Work to be completed:
Copy the data below word for word, from its first line through the line that contains "Extract all elements", both included. Leave out the pictures.

Bounding box entries:
==*==

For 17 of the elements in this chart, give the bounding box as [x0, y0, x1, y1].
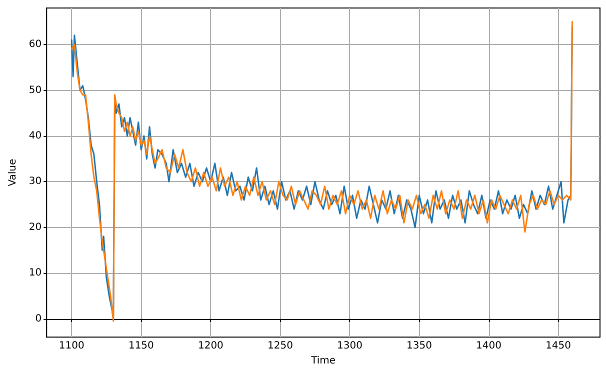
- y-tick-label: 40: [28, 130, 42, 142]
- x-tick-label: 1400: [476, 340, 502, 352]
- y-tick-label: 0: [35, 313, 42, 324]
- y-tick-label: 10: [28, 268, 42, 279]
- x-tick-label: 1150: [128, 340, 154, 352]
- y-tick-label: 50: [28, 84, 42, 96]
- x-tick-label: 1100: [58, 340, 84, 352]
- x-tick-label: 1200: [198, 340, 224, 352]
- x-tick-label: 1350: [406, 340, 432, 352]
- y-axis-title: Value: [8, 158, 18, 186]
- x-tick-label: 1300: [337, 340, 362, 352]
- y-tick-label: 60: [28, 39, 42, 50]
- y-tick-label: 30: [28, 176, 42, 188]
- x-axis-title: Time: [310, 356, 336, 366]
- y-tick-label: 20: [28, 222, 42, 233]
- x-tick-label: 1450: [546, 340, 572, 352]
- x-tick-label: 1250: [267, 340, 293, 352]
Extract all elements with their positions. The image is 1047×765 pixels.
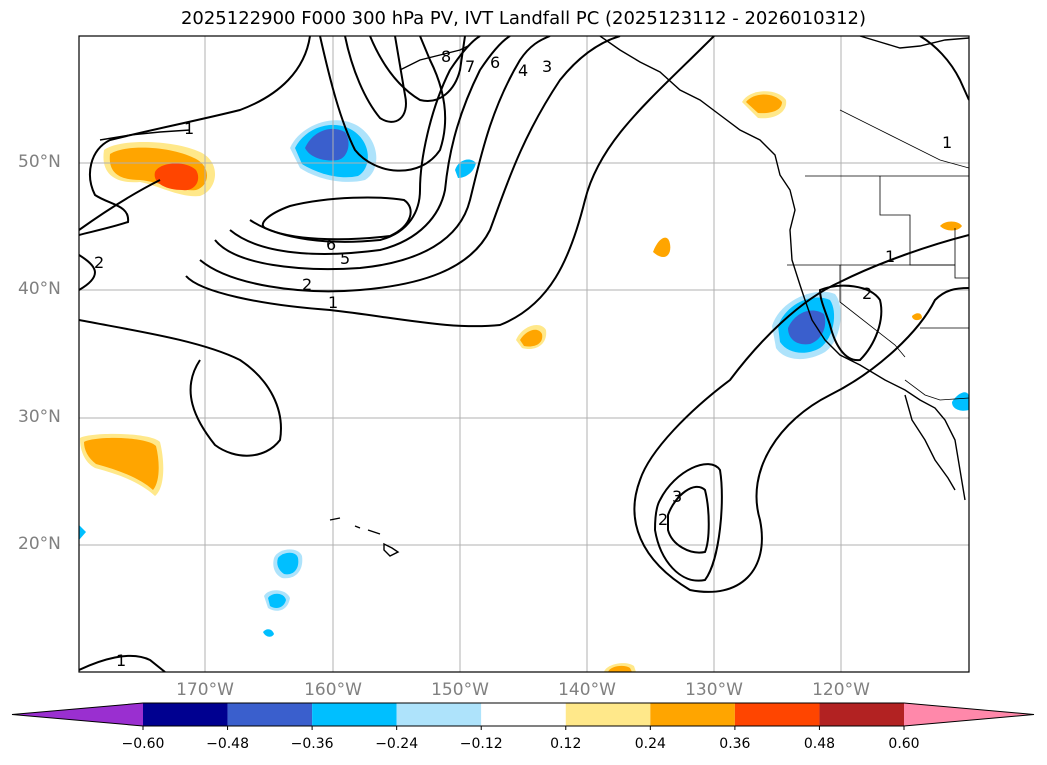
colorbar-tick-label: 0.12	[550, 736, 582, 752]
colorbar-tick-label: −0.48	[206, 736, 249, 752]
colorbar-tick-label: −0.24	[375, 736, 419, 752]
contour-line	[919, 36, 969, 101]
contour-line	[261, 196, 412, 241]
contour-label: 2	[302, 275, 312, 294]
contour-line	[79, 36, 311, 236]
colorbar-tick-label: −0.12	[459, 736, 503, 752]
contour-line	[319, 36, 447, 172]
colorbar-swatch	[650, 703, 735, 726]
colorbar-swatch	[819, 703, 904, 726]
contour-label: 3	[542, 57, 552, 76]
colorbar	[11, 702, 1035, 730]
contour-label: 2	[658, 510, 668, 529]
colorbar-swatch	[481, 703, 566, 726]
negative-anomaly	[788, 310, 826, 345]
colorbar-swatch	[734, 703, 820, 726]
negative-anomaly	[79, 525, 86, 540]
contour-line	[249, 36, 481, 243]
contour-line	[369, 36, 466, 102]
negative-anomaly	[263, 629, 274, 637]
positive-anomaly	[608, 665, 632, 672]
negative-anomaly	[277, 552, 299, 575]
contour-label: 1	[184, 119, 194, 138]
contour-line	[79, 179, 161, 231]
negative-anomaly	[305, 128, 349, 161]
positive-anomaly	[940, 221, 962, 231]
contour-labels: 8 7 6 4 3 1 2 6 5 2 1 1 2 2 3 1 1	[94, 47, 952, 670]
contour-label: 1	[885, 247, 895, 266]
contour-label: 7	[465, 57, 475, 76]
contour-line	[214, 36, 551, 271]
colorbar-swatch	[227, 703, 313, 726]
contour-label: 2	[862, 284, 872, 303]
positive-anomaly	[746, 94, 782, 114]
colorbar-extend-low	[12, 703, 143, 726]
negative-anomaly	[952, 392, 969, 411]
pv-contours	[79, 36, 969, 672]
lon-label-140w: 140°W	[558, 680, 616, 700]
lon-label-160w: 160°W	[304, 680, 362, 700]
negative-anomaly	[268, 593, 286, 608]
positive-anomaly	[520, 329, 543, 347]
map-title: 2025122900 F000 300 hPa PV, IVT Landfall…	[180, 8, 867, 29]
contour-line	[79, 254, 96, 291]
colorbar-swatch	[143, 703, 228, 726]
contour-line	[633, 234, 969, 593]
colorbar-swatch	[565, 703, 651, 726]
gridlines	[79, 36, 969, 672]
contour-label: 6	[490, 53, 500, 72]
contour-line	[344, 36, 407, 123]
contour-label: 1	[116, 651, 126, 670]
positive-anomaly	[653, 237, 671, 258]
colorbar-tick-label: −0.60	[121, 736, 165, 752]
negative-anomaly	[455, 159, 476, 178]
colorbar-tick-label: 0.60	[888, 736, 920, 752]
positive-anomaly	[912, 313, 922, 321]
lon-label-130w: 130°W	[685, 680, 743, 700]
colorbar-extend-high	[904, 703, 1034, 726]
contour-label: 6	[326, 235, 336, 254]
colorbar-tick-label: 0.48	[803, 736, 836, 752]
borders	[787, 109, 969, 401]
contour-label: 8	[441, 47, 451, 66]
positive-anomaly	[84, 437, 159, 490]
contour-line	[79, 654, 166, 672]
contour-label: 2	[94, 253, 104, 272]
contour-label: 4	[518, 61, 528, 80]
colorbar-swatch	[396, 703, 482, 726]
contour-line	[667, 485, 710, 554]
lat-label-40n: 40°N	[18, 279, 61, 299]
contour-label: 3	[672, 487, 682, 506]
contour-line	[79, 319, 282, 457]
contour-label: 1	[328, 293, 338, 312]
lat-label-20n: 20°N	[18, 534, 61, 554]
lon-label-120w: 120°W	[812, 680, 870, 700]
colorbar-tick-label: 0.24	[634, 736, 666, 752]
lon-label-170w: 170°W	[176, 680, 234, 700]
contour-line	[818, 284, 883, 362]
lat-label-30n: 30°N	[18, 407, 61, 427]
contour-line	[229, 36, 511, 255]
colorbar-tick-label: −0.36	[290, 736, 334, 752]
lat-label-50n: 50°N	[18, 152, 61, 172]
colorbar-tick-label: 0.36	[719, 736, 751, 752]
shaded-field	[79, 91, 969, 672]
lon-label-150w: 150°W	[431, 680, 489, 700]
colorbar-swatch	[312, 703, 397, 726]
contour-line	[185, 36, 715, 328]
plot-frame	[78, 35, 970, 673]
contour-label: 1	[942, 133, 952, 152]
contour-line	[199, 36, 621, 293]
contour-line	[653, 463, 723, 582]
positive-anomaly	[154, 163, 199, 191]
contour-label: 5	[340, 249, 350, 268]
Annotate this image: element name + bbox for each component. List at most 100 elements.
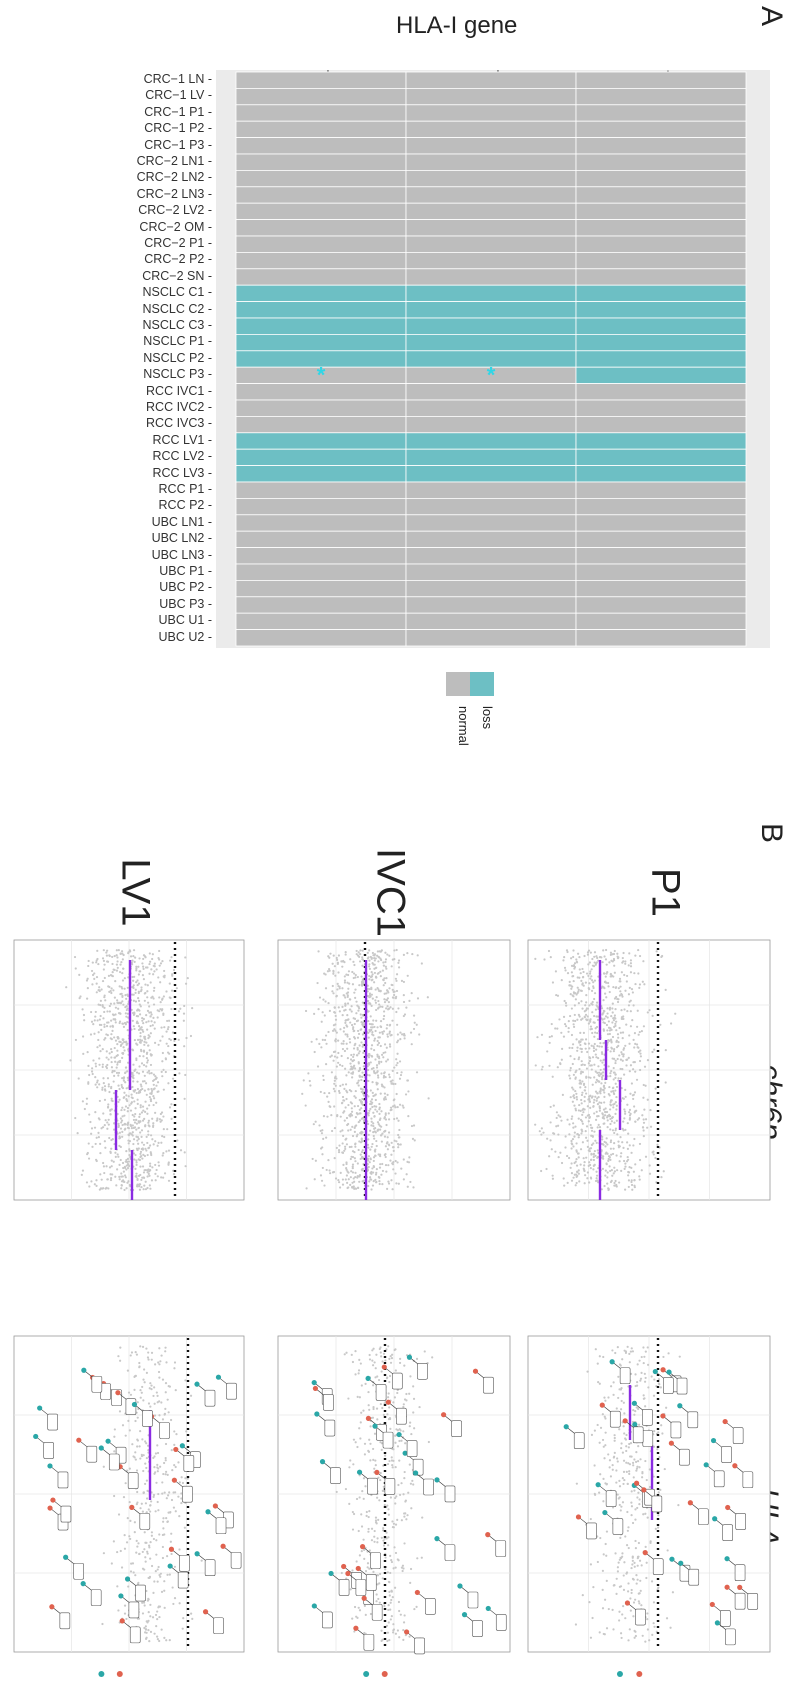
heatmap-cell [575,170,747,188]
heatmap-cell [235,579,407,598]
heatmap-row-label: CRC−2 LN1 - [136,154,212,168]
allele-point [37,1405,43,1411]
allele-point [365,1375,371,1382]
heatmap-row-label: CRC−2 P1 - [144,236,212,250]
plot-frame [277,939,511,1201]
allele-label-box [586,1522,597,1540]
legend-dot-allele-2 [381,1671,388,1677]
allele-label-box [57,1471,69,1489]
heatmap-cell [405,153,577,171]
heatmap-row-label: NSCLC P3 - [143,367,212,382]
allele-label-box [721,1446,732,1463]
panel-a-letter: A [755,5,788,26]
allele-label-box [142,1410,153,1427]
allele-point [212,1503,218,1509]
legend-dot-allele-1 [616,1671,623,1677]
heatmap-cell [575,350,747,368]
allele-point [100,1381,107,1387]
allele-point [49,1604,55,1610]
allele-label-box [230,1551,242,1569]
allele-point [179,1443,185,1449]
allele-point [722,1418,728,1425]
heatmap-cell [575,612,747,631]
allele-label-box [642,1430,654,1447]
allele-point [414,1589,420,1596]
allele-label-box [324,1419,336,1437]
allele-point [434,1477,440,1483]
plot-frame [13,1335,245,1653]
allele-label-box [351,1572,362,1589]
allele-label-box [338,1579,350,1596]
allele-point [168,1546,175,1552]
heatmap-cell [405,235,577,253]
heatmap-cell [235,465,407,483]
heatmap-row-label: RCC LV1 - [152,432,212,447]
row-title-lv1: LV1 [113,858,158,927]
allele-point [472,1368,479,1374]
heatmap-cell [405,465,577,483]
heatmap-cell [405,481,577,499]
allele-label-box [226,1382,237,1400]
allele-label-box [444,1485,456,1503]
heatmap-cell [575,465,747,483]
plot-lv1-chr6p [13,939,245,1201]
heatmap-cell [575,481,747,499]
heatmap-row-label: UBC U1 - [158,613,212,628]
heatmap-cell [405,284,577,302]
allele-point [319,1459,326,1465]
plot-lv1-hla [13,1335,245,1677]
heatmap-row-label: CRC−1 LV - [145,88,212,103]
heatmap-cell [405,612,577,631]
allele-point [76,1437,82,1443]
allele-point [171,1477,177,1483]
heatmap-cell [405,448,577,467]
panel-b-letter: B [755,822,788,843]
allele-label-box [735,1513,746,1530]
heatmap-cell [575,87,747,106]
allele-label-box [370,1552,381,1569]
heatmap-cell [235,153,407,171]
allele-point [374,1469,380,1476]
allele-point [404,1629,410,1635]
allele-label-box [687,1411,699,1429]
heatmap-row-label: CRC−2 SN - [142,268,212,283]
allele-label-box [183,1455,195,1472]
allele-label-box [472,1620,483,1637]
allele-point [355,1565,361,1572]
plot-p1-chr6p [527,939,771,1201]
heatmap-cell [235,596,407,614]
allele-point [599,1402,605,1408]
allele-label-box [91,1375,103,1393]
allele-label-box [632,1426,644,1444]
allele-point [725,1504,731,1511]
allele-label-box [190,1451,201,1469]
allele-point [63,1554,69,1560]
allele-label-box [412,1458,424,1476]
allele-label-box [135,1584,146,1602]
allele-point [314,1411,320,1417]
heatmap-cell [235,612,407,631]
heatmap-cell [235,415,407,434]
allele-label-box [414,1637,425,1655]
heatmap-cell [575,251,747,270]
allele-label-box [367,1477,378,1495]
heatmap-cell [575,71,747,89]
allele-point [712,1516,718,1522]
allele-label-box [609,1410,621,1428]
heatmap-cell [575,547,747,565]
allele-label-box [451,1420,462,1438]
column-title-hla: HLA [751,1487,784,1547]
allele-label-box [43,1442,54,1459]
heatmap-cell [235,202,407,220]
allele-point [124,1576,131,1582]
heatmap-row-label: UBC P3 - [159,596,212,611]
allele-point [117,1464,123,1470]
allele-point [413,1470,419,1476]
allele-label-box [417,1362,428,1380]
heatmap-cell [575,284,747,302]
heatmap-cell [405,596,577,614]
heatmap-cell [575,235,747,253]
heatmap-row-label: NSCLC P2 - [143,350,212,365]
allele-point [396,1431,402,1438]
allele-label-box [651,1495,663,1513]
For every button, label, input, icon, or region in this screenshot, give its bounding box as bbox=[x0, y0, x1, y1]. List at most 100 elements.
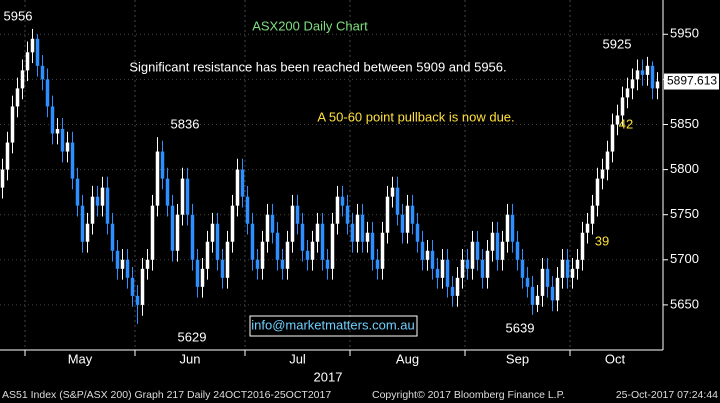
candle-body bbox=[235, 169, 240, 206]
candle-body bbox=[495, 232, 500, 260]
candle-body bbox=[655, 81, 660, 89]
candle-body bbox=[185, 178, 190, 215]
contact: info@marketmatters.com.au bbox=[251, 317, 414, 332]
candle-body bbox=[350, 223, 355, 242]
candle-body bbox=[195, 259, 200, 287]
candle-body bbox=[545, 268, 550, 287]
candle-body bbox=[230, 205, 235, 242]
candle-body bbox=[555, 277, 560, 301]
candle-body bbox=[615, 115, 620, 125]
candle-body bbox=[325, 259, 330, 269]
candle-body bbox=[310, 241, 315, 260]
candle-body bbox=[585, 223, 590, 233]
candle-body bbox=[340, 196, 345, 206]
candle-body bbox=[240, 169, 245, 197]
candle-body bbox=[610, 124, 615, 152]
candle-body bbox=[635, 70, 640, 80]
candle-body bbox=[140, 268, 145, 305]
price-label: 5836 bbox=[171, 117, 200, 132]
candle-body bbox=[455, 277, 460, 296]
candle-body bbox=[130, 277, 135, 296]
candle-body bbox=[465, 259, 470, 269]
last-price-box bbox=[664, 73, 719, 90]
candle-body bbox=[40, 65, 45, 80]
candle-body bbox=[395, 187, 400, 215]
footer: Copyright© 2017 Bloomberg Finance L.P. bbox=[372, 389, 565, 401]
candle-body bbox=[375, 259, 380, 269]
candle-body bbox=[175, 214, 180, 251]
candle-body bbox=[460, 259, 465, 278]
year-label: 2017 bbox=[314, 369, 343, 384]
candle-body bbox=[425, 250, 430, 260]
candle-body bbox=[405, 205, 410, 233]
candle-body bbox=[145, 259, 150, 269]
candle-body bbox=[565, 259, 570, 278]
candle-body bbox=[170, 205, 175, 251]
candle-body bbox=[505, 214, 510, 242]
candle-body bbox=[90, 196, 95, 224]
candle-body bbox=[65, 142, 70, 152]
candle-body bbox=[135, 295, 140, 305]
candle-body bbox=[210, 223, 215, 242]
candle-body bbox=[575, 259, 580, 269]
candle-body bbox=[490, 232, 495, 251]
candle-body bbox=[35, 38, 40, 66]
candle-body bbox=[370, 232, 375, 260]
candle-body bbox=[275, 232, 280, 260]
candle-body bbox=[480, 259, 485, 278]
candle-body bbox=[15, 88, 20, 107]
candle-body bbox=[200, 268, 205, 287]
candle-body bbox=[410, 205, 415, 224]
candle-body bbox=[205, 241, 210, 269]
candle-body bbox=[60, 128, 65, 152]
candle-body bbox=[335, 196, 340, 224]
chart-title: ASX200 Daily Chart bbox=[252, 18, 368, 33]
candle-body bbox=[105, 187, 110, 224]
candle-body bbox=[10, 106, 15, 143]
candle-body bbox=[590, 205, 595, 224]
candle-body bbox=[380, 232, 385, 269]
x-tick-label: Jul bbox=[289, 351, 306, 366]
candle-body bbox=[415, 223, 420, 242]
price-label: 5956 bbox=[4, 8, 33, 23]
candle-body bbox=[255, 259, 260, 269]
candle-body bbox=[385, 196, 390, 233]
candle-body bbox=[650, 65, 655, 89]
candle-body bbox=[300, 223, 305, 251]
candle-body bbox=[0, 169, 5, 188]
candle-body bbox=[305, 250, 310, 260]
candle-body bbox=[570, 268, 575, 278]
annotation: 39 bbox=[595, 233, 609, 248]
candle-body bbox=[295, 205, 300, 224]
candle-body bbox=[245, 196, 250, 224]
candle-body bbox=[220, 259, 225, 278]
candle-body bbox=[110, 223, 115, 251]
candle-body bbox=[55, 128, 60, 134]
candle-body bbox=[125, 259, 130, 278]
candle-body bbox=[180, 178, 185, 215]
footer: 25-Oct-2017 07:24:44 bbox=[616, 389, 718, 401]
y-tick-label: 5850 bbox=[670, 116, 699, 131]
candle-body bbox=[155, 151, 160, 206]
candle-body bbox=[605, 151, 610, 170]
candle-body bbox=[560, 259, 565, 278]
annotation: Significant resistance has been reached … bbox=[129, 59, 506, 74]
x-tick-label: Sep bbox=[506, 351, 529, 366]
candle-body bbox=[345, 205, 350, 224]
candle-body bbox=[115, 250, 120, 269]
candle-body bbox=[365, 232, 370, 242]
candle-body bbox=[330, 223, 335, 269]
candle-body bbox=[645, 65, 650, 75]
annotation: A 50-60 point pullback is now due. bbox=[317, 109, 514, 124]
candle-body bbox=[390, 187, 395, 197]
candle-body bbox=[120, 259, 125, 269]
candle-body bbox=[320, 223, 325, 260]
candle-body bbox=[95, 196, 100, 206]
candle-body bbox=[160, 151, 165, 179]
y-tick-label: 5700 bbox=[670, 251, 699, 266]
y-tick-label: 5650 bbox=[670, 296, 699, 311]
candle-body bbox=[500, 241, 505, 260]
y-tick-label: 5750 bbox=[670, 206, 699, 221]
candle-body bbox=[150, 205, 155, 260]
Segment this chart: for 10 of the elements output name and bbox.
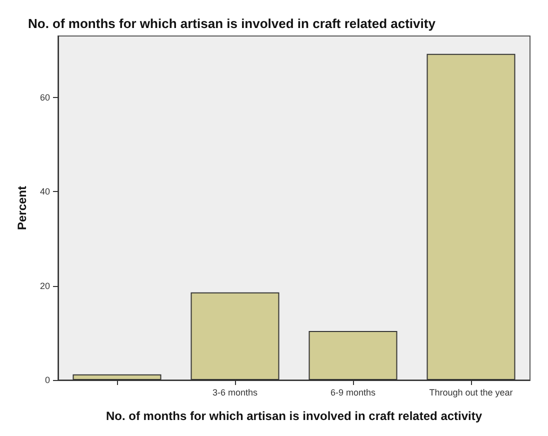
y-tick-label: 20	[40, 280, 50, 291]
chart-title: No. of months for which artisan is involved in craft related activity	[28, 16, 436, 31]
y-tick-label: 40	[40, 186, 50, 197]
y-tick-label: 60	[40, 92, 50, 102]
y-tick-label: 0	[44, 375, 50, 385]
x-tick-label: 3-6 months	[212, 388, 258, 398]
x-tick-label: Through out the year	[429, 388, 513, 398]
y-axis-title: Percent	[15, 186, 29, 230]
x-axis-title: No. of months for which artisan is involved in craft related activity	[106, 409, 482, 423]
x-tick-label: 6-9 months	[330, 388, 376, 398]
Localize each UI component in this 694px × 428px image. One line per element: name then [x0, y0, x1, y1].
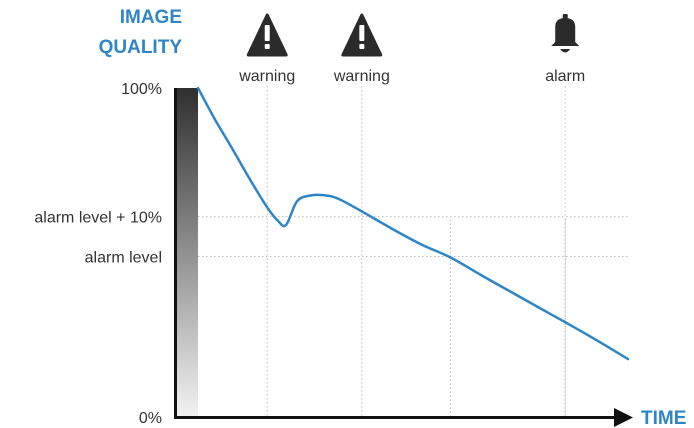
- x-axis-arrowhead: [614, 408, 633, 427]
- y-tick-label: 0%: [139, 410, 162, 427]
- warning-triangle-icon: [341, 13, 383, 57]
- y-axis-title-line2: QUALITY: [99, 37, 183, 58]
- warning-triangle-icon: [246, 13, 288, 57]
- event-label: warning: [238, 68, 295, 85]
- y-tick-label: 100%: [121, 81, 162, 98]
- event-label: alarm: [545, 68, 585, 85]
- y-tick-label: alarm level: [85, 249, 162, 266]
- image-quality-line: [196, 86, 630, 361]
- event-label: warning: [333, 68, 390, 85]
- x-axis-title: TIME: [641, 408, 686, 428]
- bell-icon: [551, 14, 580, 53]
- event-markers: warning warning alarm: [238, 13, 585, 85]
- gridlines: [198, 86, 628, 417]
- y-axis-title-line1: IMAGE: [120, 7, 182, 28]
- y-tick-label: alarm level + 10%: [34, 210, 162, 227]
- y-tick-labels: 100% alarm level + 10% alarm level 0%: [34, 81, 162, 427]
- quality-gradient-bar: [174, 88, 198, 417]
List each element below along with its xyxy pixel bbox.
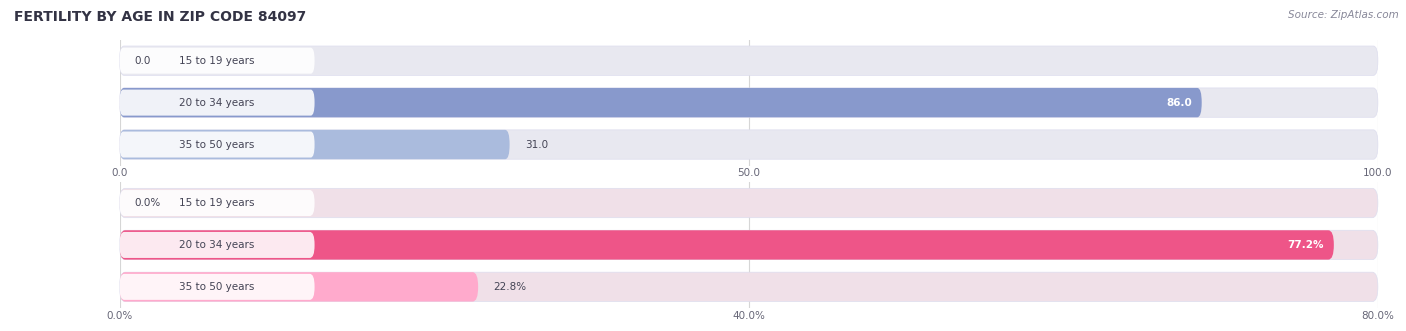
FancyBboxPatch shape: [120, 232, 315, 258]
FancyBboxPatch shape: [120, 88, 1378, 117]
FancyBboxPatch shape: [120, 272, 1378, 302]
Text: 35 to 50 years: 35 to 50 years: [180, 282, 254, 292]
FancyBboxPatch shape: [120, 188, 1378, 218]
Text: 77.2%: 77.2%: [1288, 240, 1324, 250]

==*==

Finished task:
For 17 of the elements in this chart, give the bounding box as [x0, y0, x1, y1].
- y-tick-label: 40: [28, 130, 42, 142]
- x-tick-label: 1400: [476, 340, 502, 352]
- y-tick-label: 0: [35, 313, 42, 324]
- y-tick-label: 10: [28, 268, 42, 279]
- x-tick-label: 1150: [128, 340, 154, 352]
- y-tick-label: 50: [28, 84, 42, 96]
- x-tick-label: 1100: [58, 340, 84, 352]
- x-tick-label: 1200: [198, 340, 224, 352]
- x-tick-label: 1350: [406, 340, 432, 352]
- y-axis-title: Value: [8, 158, 18, 186]
- x-tick-label: 1300: [337, 340, 362, 352]
- y-tick-label: 60: [28, 39, 42, 50]
- y-tick-label: 30: [28, 176, 42, 188]
- x-axis-title: Time: [310, 356, 336, 366]
- y-tick-label: 20: [28, 222, 42, 233]
- x-tick-label: 1450: [546, 340, 572, 352]
- x-tick-label: 1250: [267, 340, 293, 352]
Extract all elements with their positions. The image is 1047×765 pixels.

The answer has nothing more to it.